-- Start of Material --

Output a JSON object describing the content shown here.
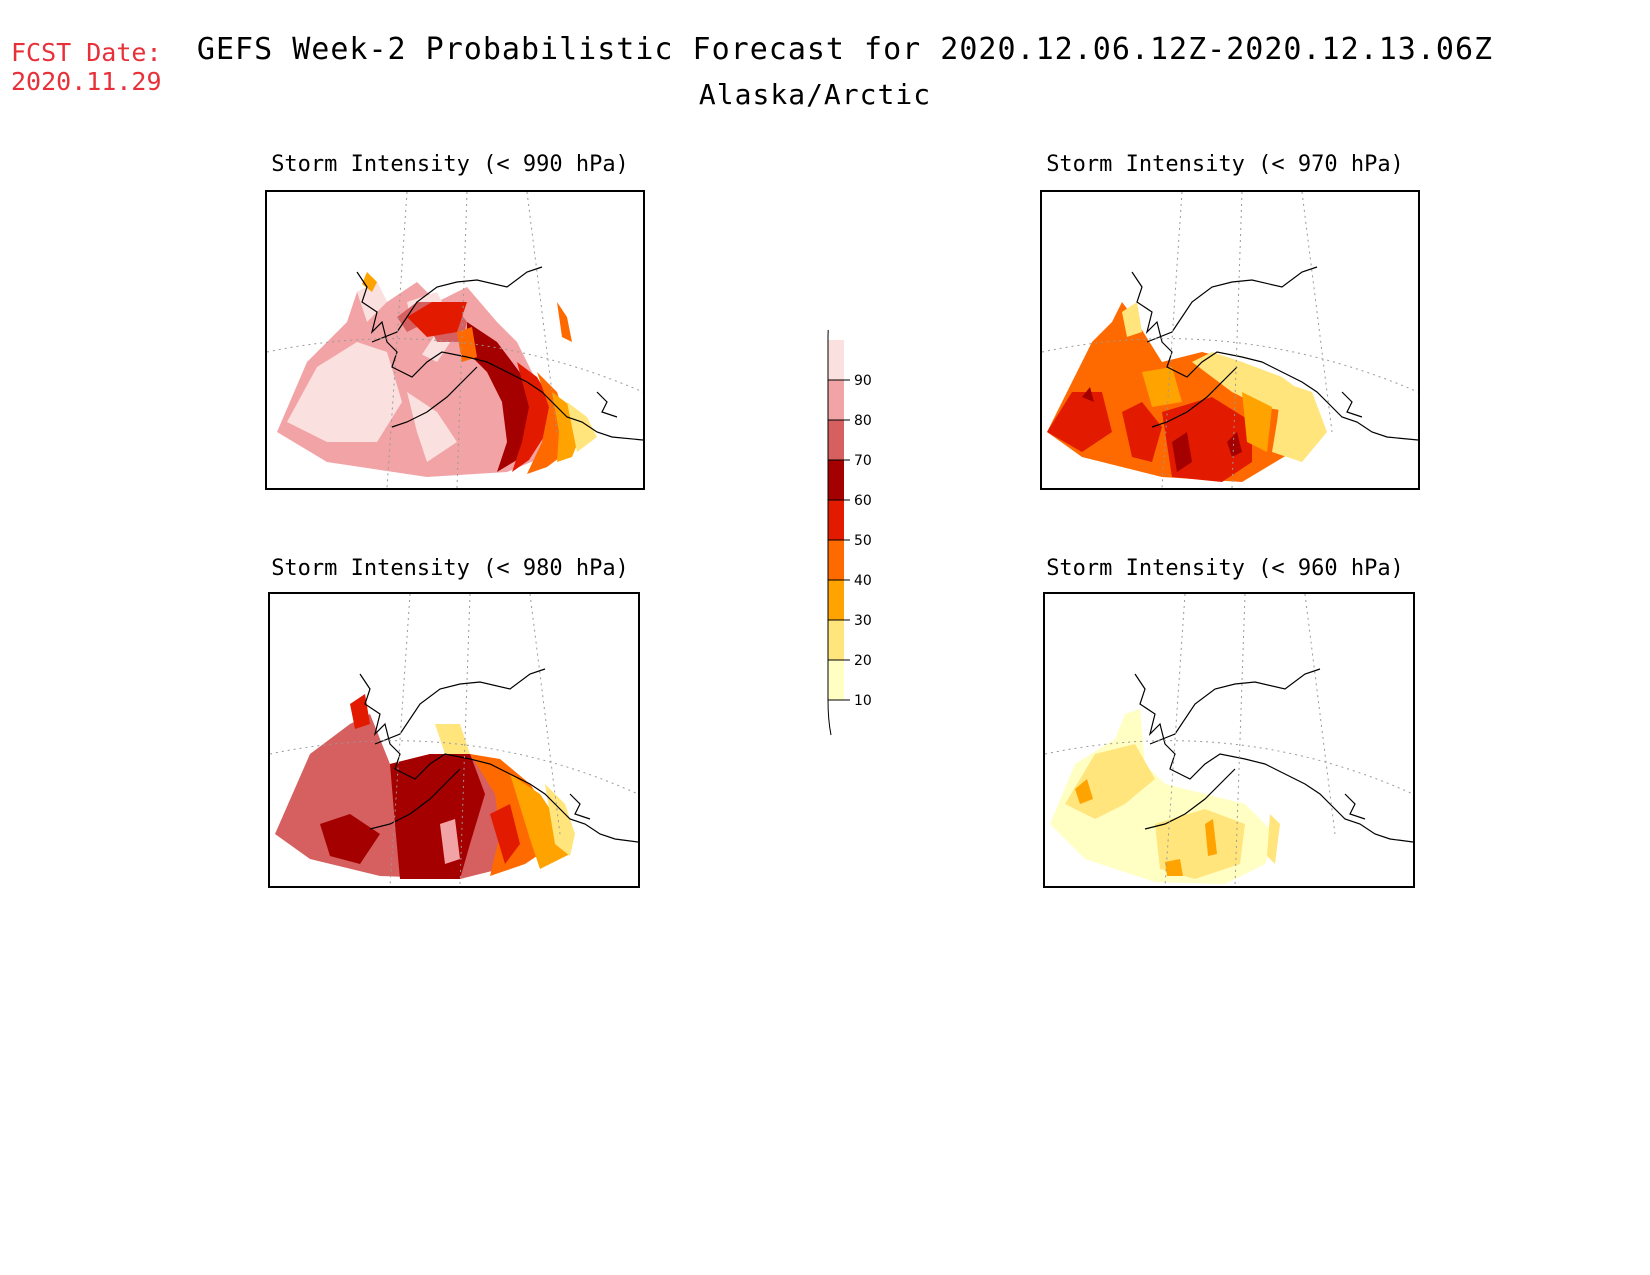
{
  "header": {
    "fcst_label": "FCST Date:",
    "fcst_date": "2020.11.29",
    "title": "GEFS Week-2 Probabilistic Forecast for 2020.12.06.12Z-2020.12.13.06Z",
    "subtitle": "Alaska/Arctic"
  },
  "panels": [
    {
      "id": "p990",
      "title": "Storm Intensity (< 990 hPa)"
    },
    {
      "id": "p970",
      "title": "Storm Intensity (< 970 hPa)"
    },
    {
      "id": "p980",
      "title": "Storm Intensity (< 980 hPa)"
    },
    {
      "id": "p960",
      "title": "Storm Intensity (< 960 hPa)"
    }
  ],
  "legend": {
    "levels": [
      "10",
      "20",
      "30",
      "40",
      "50",
      "60",
      "70",
      "80",
      "90"
    ],
    "colors": [
      "#ffffc4",
      "#ffe57c",
      "#ffa300",
      "#ff6a00",
      "#e21b00",
      "#a50000",
      "#d65f60",
      "#f2a3a5",
      "#fbe0e0"
    ]
  }
}
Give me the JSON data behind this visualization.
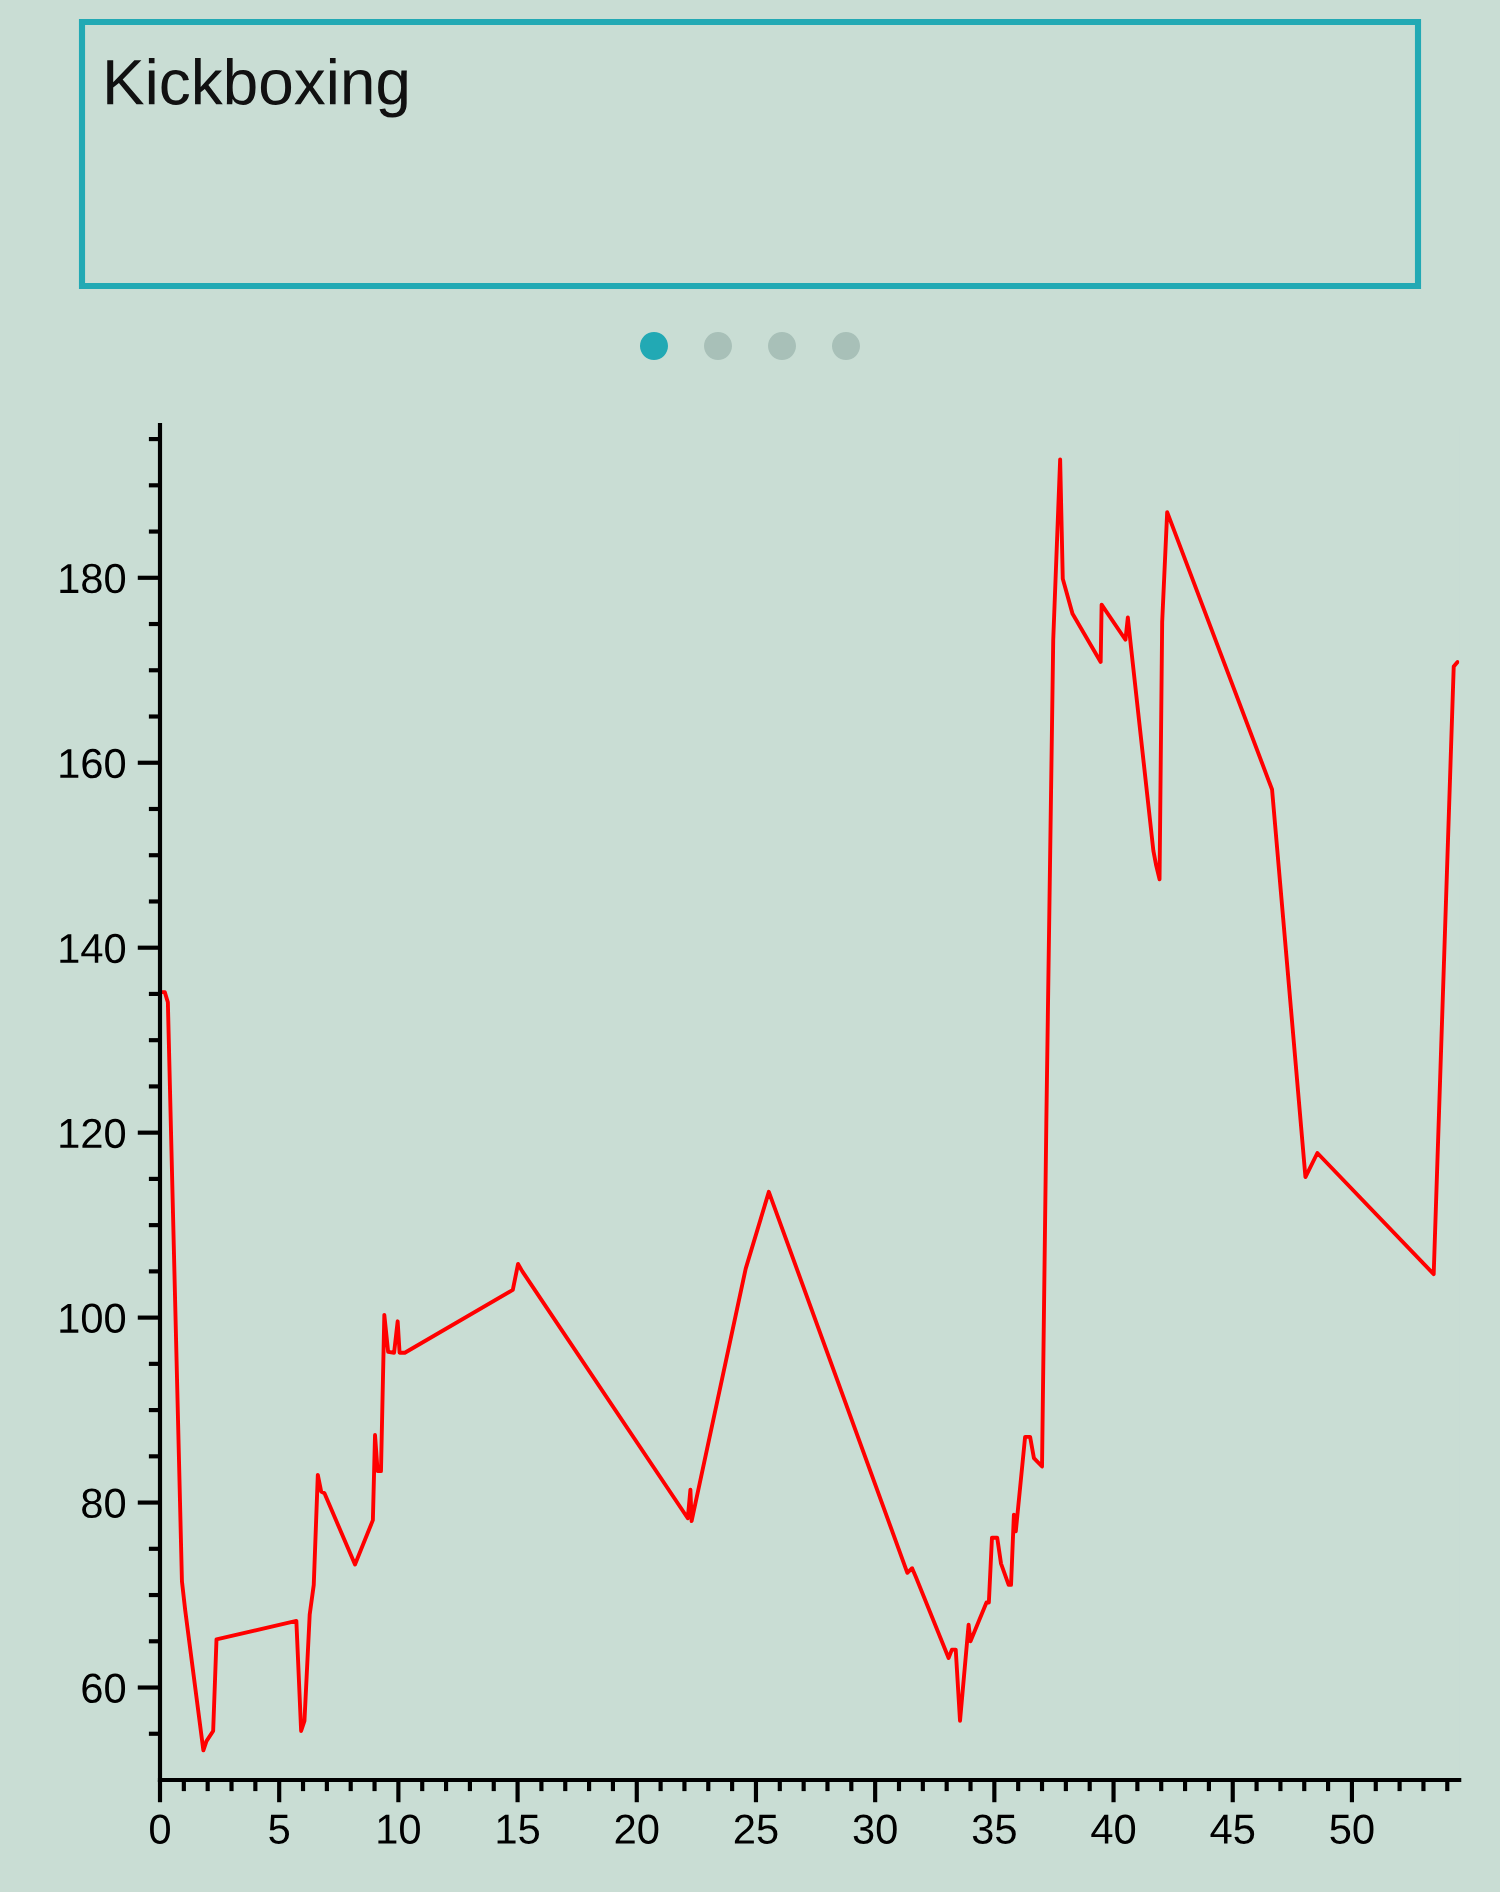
{
  "chart_data": {
    "type": "line",
    "title": "Kickboxing",
    "color": "#ff0000",
    "x": [
      0.05,
      0.2,
      0.33,
      0.92,
      1.06,
      1.82,
      1.95,
      2.23,
      2.37,
      5.72,
      5.92,
      6.06,
      6.28,
      6.45,
      6.62,
      6.76,
      6.9,
      8.18,
      8.93,
      9.02,
      9.13,
      9.27,
      9.41,
      9.57,
      9.82,
      9.97,
      10.05,
      10.27,
      14.8,
      15.02,
      15.2,
      22.14,
      22.25,
      22.3,
      24.57,
      25.54,
      31.35,
      31.55,
      31.7,
      33.08,
      33.22,
      33.38,
      33.56,
      33.92,
      34.0,
      34.67,
      34.77,
      34.9,
      35.12,
      35.28,
      35.6,
      35.7,
      35.82,
      35.9,
      36.29,
      36.5,
      36.66,
      37.0,
      37.18,
      37.47,
      37.76,
      37.87,
      38.28,
      39.46,
      39.5,
      40.5,
      40.6,
      40.75,
      41.67,
      41.78,
      41.93,
      42.04,
      42.25,
      46.65,
      48.05,
      48.55,
      53.43,
      54.27,
      54.43
    ],
    "values": [
      135.2,
      135.2,
      134.1,
      71.5,
      68.3,
      53.2,
      54.2,
      55.3,
      65.2,
      67.2,
      55.3,
      56.4,
      67.9,
      71.1,
      83.0,
      81.2,
      81.0,
      73.3,
      78.1,
      87.3,
      83.4,
      83.4,
      100.3,
      96.3,
      96.2,
      99.6,
      96.2,
      96.2,
      103.0,
      105.8,
      105.0,
      78.3,
      81.4,
      78.0,
      105.3,
      113.6,
      72.4,
      72.9,
      72.0,
      63.2,
      64.1,
      64.1,
      56.4,
      66.8,
      65.0,
      69.2,
      69.2,
      76.2,
      76.2,
      73.4,
      71.1,
      71.1,
      78.7,
      76.9,
      87.1,
      87.1,
      84.8,
      83.9,
      121.0,
      173.3,
      192.8,
      179.9,
      176.1,
      170.9,
      177.1,
      173.3,
      175.7,
      172.1,
      150.5,
      149.0,
      147.4,
      175.2,
      187.1,
      157.1,
      115.2,
      117.8,
      104.7,
      170.4,
      170.9
    ],
    "xlim": [
      0,
      54.5
    ],
    "ylim": [
      50,
      196.5
    ],
    "xticks": [
      0,
      {
        "value": 1,
        "label": null
      },
      {
        "value": 2,
        "label": null
      },
      {
        "value": 3,
        "label": null
      },
      {
        "value": 4,
        "label": null
      },
      5,
      {
        "value": 6,
        "label": null
      },
      {
        "value": 7,
        "label": null
      },
      {
        "value": 8,
        "label": null
      },
      {
        "value": 9,
        "label": null
      },
      10,
      {
        "value": 11,
        "label": null
      },
      {
        "value": 12,
        "label": null
      },
      {
        "value": 13,
        "label": null
      },
      {
        "value": 14,
        "label": null
      },
      15,
      {
        "value": 16,
        "label": null
      },
      {
        "value": 17,
        "label": null
      },
      {
        "value": 18,
        "label": null
      },
      {
        "value": 19,
        "label": null
      },
      20,
      {
        "value": 21,
        "label": null
      },
      {
        "value": 22,
        "label": null
      },
      {
        "value": 23,
        "label": null
      },
      {
        "value": 24,
        "label": null
      },
      25,
      {
        "value": 26,
        "label": null
      },
      {
        "value": 27,
        "label": null
      },
      {
        "value": 28,
        "label": null
      },
      {
        "value": 29,
        "label": null
      },
      30,
      {
        "value": 31,
        "label": null
      },
      {
        "value": 32,
        "label": null
      },
      {
        "value": 33,
        "label": null
      },
      {
        "value": 34,
        "label": null
      },
      35,
      {
        "value": 36,
        "label": null
      },
      {
        "value": 37,
        "label": null
      },
      {
        "value": 38,
        "label": null
      },
      {
        "value": 39,
        "label": null
      },
      40,
      {
        "value": 41,
        "label": null
      },
      {
        "value": 42,
        "label": null
      },
      {
        "value": 43,
        "label": null
      },
      {
        "value": 44,
        "label": null
      },
      45,
      {
        "value": 46,
        "label": null
      },
      {
        "value": 47,
        "label": null
      },
      {
        "value": 48,
        "label": null
      },
      {
        "value": 49,
        "label": null
      },
      50,
      {
        "value": 51,
        "label": null
      },
      {
        "value": 52,
        "label": null
      },
      {
        "value": 53,
        "label": null
      },
      {
        "value": 54,
        "label": null
      }
    ],
    "yticks": [
      {
        "value": 55,
        "label": null
      },
      60,
      {
        "value": 65,
        "label": null
      },
      {
        "value": 70,
        "label": null
      },
      {
        "value": 75,
        "label": null
      },
      80,
      {
        "value": 85,
        "label": null
      },
      {
        "value": 90,
        "label": null
      },
      {
        "value": 95,
        "label": null
      },
      100,
      {
        "value": 105,
        "label": null
      },
      {
        "value": 110,
        "label": null
      },
      {
        "value": 115,
        "label": null
      },
      120,
      {
        "value": 125,
        "label": null
      },
      {
        "value": 130,
        "label": null
      },
      {
        "value": 135,
        "label": null
      },
      140,
      {
        "value": 145,
        "label": null
      },
      {
        "value": 150,
        "label": null
      },
      {
        "value": 155,
        "label": null
      },
      160,
      {
        "value": 165,
        "label": null
      },
      {
        "value": 170,
        "label": null
      },
      {
        "value": 175,
        "label": null
      },
      180,
      {
        "value": 185,
        "label": null
      },
      {
        "value": 190,
        "label": null
      },
      {
        "value": 195,
        "label": null
      }
    ]
  }
}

-- End of Material --

- What you need to do -
Reproduce all the records verbatim, excluding images.

- Expected answer -
Output a JSON object describing the content shown here.
{
  "header": {
    "fcst_label": "FCST Date:",
    "fcst_date": "2020.11.29",
    "title": "GEFS Week-2 Probabilistic Forecast for 2020.12.06.12Z-2020.12.13.06Z",
    "subtitle": "Alaska/Arctic"
  },
  "panels": [
    {
      "id": "p990",
      "title": "Storm Intensity (< 990 hPa)"
    },
    {
      "id": "p970",
      "title": "Storm Intensity (< 970 hPa)"
    },
    {
      "id": "p980",
      "title": "Storm Intensity (< 980 hPa)"
    },
    {
      "id": "p960",
      "title": "Storm Intensity (< 960 hPa)"
    }
  ],
  "legend": {
    "levels": [
      "10",
      "20",
      "30",
      "40",
      "50",
      "60",
      "70",
      "80",
      "90"
    ],
    "colors": [
      "#ffffc4",
      "#ffe57c",
      "#ffa300",
      "#ff6a00",
      "#e21b00",
      "#a50000",
      "#d65f60",
      "#f2a3a5",
      "#fbe0e0"
    ]
  }
}
Give me the JSON data behind this visualization.
{
  "chart_data": {
    "type": "line",
    "title": "Kickboxing",
    "color": "#ff0000",
    "x": [
      0.05,
      0.2,
      0.33,
      0.92,
      1.06,
      1.82,
      1.95,
      2.23,
      2.37,
      5.72,
      5.92,
      6.06,
      6.28,
      6.45,
      6.62,
      6.76,
      6.9,
      8.18,
      8.93,
      9.02,
      9.13,
      9.27,
      9.41,
      9.57,
      9.82,
      9.97,
      10.05,
      10.27,
      14.8,
      15.02,
      15.2,
      22.14,
      22.25,
      22.3,
      24.57,
      25.54,
      31.35,
      31.55,
      31.7,
      33.08,
      33.22,
      33.38,
      33.56,
      33.92,
      34.0,
      34.67,
      34.77,
      34.9,
      35.12,
      35.28,
      35.6,
      35.7,
      35.82,
      35.9,
      36.29,
      36.5,
      36.66,
      37.0,
      37.18,
      37.47,
      37.76,
      37.87,
      38.28,
      39.46,
      39.5,
      40.5,
      40.6,
      40.75,
      41.67,
      41.78,
      41.93,
      42.04,
      42.25,
      46.65,
      48.05,
      48.55,
      53.43,
      54.27,
      54.43
    ],
    "values": [
      135.2,
      135.2,
      134.1,
      71.5,
      68.3,
      53.2,
      54.2,
      55.3,
      65.2,
      67.2,
      55.3,
      56.4,
      67.9,
      71.1,
      83.0,
      81.2,
      81.0,
      73.3,
      78.1,
      87.3,
      83.4,
      83.4,
      100.3,
      96.3,
      96.2,
      99.6,
      96.2,
      96.2,
      103.0,
      105.8,
      105.0,
      78.3,
      81.4,
      78.0,
      105.3,
      113.6,
      72.4,
      72.9,
      72.0,
      63.2,
      64.1,
      64.1,
      56.4,
      66.8,
      65.0,
      69.2,
      69.2,
      76.2,
      76.2,
      73.4,
      71.1,
      71.1,
      78.7,
      76.9,
      87.1,
      87.1,
      84.8,
      83.9,
      121.0,
      173.3,
      192.8,
      179.9,
      176.1,
      170.9,
      177.1,
      173.3,
      175.7,
      172.1,
      150.5,
      149.0,
      147.4,
      175.2,
      187.1,
      157.1,
      115.2,
      117.8,
      104.7,
      170.4,
      170.9
    ],
    "xlim": [
      0,
      54.5
    ],
    "ylim": [
      50,
      196.5
    ],
    "xticks": [
      0,
      {
        "value": 1,
        "label": null
      },
      {
        "value": 2,
        "label": null
      },
      {
        "value": 3,
        "label": null
      },
      {
        "value": 4,
        "label": null
      },
      5,
      {
        "value": 6,
        "label": null
      },
      {
        "value": 7,
        "label": null
      },
      {
        "value": 8,
        "label": null
      },
      {
        "value": 9,
        "label": null
      },
      10,
      {
        "value": 11,
        "label": null
      },
      {
        "value": 12,
        "label": null
      },
      {
        "value": 13,
        "label": null
      },
      {
        "value": 14,
        "label": null
      },
      15,
      {
        "value": 16,
        "label": null
      },
      {
        "value": 17,
        "label": null
      },
      {
        "value": 18,
        "label": null
      },
      {
        "value": 19,
        "label": null
      },
      20,
      {
        "value": 21,
        "label": null
      },
      {
        "value": 22,
        "label": null
      },
      {
        "value": 23,
        "label": null
      },
      {
        "value": 24,
        "label": null
      },
      25,
      {
        "value": 26,
        "label": null
      },
      {
        "value": 27,
        "label": null
      },
      {
        "value": 28,
        "label": null
      },
      {
        "value": 29,
        "label": null
      },
      30,
      {
        "value": 31,
        "label": null
      },
      {
        "value": 32,
        "label": null
      },
      {
        "value": 33,
        "label": null
      },
      {
        "value": 34,
        "label": null
      },
      35,
      {
        "value": 36,
        "label": null
      },
      {
        "value": 37,
        "label": null
      },
      {
        "value": 38,
        "label": null
      },
      {
        "value": 39,
        "label": null
      },
      40,
      {
        "value": 41,
        "label": null
      },
      {
        "value": 42,
        "label": null
      },
      {
        "value": 43,
        "label": null
      },
      {
        "value": 44,
        "label": null
      },
      45,
      {
        "value": 46,
        "label": null
      },
      {
        "value": 47,
        "label": null
      },
      {
        "value": 48,
        "label": null
      },
      {
        "value": 49,
        "label": null
      },
      50,
      {
        "value": 51,
        "label": null
      },
      {
        "value": 52,
        "label": null
      },
      {
        "value": 53,
        "label": null
      },
      {
        "value": 54,
        "label": null
      }
    ],
    "yticks": [
      {
        "value": 55,
        "label": null
      },
      60,
      {
        "value": 65,
        "label": null
      },
      {
        "value": 70,
        "label": null
      },
      {
        "value": 75,
        "label": null
      },
      80,
      {
        "value": 85,
        "label": null
      },
      {
        "value": 90,
        "label": null
      },
      {
        "value": 95,
        "label": null
      },
      100,
      {
        "value": 105,
        "label": null
      },
      {
        "value": 110,
        "label": null
      },
      {
        "value": 115,
        "label": null
      },
      120,
      {
        "value": 125,
        "label": null
      },
      {
        "value": 130,
        "label": null
      },
      {
        "value": 135,
        "label": null
      },
      140,
      {
        "value": 145,
        "label": null
      },
      {
        "value": 150,
        "label": null
      },
      {
        "value": 155,
        "label": null
      },
      160,
      {
        "value": 165,
        "label": null
      },
      {
        "value": 170,
        "label": null
      },
      {
        "value": 175,
        "label": null
      },
      180,
      {
        "value": 185,
        "label": null
      },
      {
        "value": 190,
        "label": null
      },
      {
        "value": 195,
        "label": null
      }
    ]
  }
}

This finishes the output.